## Aim of the exercise
Show all lines from the listing below that contain "type".

## Excerpted data

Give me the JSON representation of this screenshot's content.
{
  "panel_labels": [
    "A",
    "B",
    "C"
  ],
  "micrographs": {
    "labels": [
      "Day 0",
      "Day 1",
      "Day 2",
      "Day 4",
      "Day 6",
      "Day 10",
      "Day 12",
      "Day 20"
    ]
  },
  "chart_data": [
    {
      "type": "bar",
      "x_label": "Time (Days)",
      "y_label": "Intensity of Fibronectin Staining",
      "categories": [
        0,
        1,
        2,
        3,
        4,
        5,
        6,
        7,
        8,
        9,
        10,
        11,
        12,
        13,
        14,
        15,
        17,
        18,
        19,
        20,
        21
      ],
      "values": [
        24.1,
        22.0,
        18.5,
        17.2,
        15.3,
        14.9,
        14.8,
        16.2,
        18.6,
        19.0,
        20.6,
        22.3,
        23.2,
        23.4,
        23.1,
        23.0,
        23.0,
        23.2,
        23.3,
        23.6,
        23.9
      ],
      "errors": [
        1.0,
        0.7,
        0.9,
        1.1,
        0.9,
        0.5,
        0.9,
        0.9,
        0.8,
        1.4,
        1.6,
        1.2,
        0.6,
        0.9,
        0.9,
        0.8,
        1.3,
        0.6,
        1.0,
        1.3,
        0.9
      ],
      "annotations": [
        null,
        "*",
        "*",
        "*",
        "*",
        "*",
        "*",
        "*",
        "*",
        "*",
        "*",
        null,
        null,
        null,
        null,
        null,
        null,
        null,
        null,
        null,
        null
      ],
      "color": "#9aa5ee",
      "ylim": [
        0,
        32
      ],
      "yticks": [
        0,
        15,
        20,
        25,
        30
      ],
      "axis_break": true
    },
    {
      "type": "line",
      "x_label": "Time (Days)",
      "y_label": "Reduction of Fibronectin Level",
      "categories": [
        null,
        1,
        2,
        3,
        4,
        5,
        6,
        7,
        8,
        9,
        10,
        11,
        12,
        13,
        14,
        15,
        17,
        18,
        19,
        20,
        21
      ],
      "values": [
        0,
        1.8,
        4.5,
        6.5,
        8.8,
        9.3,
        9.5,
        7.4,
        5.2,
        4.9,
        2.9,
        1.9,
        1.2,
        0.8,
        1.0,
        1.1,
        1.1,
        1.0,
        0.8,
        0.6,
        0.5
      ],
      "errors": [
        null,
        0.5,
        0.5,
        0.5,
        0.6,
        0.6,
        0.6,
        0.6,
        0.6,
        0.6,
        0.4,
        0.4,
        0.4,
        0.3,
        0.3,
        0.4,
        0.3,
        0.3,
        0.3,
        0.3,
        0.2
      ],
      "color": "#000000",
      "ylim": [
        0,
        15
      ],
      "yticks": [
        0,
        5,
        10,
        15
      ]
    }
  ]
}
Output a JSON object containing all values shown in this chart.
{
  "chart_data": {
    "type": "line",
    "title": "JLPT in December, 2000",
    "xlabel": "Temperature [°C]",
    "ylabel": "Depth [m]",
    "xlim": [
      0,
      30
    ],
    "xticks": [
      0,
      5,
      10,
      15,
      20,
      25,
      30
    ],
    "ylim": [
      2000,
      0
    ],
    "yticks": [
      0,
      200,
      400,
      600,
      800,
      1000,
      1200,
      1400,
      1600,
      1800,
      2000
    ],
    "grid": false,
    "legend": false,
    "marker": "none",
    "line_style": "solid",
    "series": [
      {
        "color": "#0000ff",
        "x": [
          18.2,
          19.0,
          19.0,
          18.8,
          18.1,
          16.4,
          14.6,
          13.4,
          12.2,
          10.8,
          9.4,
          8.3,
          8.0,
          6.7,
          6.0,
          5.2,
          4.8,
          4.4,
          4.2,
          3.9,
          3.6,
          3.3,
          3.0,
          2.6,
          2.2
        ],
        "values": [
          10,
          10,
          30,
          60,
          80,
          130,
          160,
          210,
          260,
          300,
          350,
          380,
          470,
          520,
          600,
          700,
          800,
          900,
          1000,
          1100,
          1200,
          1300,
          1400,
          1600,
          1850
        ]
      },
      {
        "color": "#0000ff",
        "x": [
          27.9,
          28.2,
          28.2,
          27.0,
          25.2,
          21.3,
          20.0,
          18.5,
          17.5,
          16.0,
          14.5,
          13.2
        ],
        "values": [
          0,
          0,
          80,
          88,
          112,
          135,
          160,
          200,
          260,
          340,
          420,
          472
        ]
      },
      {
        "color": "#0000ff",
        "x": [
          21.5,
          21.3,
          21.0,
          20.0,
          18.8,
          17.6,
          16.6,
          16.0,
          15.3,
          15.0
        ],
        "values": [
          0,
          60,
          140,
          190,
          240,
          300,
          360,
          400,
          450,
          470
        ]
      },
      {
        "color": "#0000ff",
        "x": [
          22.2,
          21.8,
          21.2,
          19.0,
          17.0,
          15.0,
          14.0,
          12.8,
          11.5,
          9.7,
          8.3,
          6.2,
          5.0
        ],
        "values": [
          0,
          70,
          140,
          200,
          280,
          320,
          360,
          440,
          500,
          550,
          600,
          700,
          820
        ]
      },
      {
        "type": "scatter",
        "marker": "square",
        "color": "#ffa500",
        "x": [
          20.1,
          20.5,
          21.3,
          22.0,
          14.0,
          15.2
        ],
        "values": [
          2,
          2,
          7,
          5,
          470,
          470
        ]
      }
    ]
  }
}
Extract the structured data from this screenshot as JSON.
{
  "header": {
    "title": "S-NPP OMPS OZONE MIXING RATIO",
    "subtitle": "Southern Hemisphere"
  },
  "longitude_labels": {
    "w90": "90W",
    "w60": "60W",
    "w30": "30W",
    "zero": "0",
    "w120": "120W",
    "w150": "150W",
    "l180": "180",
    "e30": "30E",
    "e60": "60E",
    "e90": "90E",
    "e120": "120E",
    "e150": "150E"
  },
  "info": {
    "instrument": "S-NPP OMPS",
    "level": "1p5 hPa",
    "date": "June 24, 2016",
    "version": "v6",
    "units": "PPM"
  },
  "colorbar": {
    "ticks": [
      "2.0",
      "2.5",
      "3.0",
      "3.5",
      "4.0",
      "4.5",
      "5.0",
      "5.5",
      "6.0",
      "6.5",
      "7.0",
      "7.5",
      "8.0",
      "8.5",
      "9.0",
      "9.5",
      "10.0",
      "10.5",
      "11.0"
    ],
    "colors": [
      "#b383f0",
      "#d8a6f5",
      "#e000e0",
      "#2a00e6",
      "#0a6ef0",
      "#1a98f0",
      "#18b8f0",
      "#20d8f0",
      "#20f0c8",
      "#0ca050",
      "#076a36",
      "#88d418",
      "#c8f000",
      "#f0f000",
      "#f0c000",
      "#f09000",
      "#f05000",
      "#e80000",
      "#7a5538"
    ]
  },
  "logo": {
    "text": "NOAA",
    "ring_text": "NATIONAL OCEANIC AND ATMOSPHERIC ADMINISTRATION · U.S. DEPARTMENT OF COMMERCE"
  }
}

## Solved problem
      "type": "bar",
      "type": "line",
    "type": "line",
        "type": "scatter",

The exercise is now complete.